__Work required__.
Copy out each line of the data holding "ESTInstaller".

__Records shown__.
+-------+

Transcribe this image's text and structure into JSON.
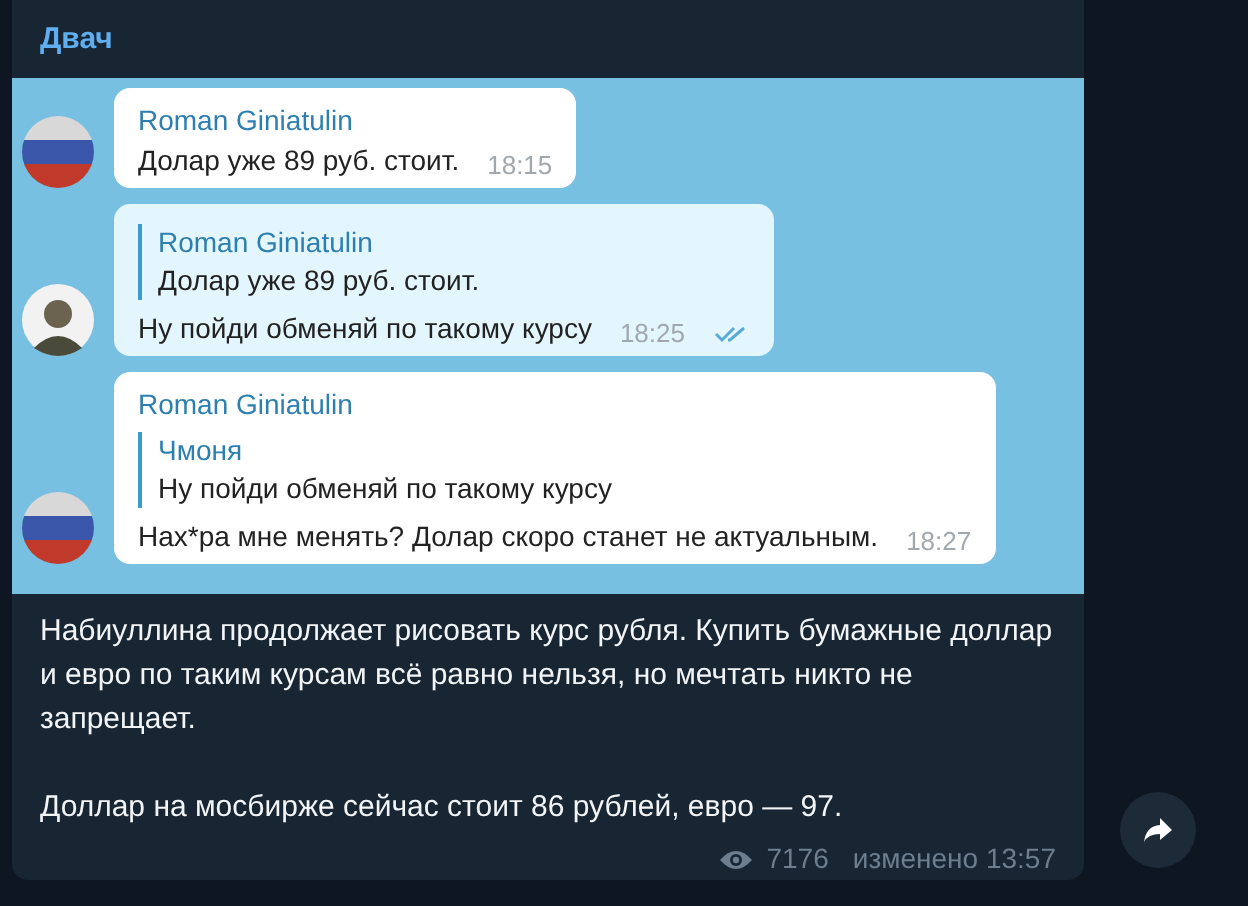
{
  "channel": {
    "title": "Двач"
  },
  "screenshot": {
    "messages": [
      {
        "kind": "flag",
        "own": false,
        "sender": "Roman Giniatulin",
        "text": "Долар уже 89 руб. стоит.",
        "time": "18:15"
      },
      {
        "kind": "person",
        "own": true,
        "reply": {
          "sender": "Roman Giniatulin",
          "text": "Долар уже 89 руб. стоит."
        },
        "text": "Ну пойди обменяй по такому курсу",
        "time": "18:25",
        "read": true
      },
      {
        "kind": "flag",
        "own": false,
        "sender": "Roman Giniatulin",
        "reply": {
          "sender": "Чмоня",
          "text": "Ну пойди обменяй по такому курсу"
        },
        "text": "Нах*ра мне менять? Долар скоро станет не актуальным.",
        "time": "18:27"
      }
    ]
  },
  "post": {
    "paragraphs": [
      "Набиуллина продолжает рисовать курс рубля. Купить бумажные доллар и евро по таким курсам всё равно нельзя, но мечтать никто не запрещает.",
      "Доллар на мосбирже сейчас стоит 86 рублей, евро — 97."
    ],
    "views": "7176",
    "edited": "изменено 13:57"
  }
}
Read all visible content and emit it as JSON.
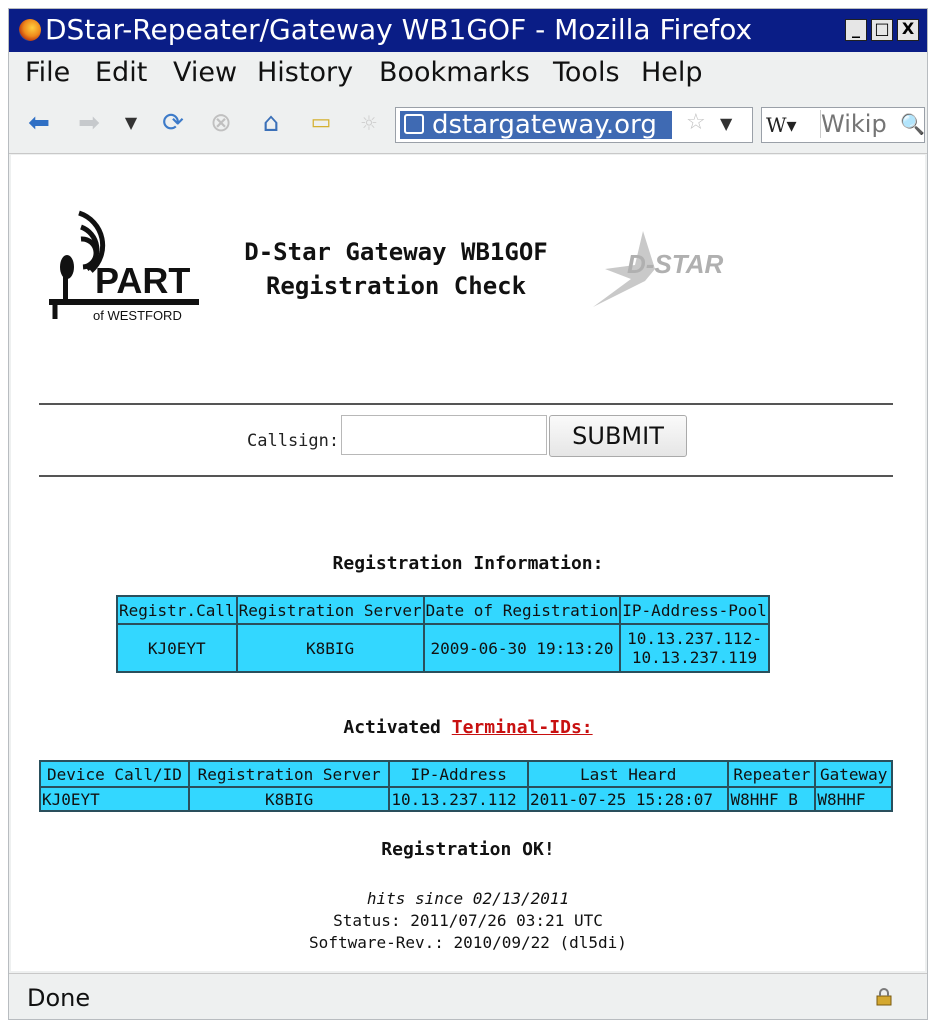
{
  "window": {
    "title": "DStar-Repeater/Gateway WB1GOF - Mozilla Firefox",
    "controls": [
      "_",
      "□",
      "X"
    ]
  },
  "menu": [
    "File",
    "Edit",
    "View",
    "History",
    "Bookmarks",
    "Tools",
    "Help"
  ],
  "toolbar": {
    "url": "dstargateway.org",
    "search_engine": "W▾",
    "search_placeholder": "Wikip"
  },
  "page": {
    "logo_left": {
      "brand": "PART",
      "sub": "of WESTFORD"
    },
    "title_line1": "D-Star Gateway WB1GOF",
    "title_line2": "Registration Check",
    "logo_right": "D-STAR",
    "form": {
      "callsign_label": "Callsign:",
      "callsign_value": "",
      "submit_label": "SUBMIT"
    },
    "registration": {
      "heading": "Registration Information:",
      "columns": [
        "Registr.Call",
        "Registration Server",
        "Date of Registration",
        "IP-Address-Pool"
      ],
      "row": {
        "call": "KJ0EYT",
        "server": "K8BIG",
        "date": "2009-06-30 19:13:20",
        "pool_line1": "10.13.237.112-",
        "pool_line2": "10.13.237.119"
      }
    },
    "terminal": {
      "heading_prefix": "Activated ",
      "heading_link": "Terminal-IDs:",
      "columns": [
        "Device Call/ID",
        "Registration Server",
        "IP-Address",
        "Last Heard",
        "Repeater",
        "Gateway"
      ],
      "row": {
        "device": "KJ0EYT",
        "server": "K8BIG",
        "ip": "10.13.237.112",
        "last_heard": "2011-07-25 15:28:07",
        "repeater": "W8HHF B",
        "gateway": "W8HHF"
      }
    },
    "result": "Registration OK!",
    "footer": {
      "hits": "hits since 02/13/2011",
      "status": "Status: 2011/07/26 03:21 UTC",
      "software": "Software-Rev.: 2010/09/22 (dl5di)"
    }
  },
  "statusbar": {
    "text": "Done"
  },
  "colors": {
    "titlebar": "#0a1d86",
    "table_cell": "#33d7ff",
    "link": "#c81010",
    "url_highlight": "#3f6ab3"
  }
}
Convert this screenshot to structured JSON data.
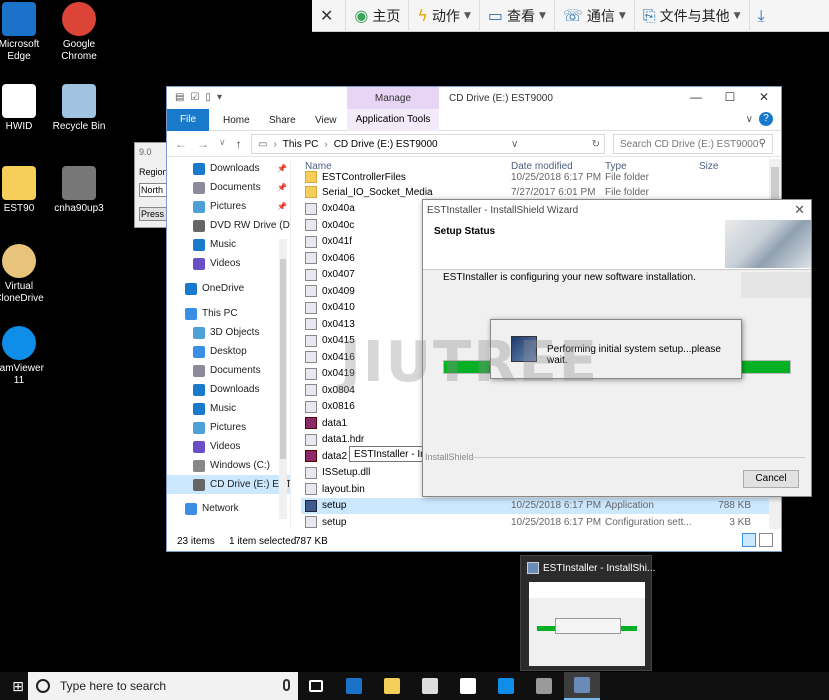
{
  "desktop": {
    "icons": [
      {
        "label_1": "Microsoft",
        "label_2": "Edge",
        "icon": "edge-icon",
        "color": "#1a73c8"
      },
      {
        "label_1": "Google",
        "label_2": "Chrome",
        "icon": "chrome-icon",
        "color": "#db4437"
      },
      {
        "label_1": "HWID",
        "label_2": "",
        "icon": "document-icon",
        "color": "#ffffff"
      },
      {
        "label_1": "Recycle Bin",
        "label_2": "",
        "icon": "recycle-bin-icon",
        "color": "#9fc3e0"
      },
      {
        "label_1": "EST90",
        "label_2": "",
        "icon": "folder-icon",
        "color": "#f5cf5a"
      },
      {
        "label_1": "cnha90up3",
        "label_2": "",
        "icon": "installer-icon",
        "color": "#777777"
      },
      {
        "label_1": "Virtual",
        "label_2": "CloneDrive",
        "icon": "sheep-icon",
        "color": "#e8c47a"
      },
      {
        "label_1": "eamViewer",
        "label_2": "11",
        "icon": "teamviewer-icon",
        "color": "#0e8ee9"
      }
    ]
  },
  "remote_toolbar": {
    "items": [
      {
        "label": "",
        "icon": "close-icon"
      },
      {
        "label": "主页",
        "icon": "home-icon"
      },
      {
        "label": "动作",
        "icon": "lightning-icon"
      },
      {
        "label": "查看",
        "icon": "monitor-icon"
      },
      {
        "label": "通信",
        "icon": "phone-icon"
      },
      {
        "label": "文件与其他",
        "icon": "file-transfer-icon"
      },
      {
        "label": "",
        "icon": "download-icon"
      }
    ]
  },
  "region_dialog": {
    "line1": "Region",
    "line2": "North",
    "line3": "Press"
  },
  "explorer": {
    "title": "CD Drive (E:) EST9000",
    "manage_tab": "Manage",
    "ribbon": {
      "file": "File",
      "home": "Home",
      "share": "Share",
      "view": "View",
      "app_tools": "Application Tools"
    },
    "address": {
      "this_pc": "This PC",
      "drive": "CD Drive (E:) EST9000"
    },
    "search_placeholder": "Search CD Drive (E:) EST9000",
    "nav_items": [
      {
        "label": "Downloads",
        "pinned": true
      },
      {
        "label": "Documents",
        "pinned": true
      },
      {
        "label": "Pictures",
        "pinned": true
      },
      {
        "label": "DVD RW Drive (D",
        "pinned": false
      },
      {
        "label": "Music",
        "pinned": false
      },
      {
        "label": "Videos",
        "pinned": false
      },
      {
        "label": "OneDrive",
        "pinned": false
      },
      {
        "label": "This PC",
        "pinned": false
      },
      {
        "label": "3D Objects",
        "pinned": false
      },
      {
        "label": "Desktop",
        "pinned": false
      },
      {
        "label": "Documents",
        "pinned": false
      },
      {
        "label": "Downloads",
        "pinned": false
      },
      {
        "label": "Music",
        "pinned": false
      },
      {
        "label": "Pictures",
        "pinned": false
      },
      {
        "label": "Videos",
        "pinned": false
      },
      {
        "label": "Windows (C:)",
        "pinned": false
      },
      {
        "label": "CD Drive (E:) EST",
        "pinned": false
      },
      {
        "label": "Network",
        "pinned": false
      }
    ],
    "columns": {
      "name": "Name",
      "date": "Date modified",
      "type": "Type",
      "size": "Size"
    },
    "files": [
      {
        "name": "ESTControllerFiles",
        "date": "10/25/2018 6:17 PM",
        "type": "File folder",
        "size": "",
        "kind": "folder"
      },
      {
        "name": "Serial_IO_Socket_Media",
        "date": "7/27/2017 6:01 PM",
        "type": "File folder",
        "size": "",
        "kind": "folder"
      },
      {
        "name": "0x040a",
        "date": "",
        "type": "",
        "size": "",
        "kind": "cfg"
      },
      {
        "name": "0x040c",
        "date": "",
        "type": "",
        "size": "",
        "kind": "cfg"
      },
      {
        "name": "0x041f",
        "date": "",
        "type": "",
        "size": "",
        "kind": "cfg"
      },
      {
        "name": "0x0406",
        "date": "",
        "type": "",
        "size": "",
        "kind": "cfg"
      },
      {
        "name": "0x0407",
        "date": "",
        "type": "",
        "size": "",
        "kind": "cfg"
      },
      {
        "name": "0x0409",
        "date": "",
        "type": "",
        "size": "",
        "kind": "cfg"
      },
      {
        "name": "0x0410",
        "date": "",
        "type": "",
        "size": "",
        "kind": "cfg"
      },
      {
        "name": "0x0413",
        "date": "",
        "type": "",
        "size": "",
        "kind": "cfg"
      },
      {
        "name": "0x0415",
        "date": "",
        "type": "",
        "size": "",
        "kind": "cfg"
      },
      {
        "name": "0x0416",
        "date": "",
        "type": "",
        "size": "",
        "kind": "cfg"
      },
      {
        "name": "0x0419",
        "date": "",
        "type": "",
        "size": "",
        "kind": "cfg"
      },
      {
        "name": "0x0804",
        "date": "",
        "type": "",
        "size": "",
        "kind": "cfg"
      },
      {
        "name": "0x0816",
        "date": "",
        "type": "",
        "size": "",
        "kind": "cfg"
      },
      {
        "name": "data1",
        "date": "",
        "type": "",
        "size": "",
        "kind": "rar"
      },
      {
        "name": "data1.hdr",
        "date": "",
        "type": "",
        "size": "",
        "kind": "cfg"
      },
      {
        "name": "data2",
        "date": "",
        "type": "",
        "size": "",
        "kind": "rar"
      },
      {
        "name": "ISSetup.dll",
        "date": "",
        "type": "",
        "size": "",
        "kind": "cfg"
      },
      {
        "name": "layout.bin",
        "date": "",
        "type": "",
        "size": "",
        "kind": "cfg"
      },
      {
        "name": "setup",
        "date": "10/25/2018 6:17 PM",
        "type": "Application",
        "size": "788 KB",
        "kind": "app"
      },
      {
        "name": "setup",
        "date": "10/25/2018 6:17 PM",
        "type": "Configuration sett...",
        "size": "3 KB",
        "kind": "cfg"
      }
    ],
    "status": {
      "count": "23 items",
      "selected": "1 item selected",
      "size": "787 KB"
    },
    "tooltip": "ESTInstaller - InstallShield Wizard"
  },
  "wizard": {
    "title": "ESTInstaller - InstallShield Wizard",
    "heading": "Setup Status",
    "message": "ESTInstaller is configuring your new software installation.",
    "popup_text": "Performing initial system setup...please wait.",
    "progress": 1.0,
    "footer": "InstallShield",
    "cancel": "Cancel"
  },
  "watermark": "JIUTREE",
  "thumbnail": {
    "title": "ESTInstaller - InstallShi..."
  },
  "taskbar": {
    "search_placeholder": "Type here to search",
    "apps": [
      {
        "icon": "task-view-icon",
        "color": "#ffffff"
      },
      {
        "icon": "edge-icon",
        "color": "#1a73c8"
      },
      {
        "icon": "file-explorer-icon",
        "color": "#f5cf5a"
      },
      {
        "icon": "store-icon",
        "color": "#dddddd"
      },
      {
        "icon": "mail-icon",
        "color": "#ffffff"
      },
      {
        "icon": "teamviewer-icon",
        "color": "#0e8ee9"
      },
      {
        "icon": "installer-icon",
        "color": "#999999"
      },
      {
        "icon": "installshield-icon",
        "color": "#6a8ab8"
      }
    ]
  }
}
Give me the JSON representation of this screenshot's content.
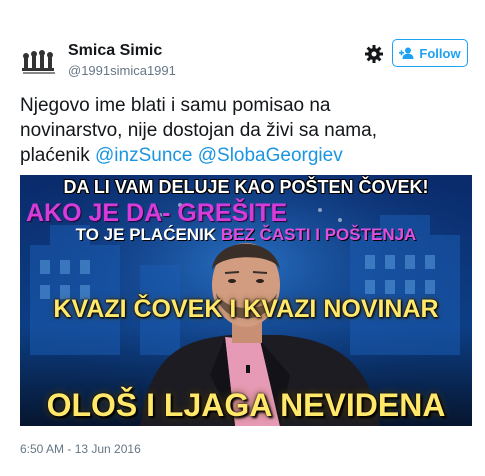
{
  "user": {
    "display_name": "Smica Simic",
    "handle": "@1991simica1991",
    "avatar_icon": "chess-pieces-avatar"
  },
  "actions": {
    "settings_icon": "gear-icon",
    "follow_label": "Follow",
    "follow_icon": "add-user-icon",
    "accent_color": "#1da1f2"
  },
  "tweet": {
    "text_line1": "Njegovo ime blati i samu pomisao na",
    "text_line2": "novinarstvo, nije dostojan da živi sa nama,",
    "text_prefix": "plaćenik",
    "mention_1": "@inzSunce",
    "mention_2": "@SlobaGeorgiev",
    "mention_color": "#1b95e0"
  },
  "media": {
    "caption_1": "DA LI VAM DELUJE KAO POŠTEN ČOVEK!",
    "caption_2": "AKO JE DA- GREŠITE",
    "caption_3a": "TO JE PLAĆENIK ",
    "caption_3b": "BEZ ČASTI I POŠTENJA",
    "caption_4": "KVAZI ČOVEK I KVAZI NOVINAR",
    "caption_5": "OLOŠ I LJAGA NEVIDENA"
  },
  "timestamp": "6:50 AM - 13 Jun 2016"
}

+-------+

__Output of the exercise__.
    "tooltip": "ESTInstaller - InstallShield Wizard"
    "title": "ESTInstaller - InstallShield Wizard",
    "message": "ESTInstaller is configuring your new software installation.",
    "title": "ESTInstaller - InstallShi..."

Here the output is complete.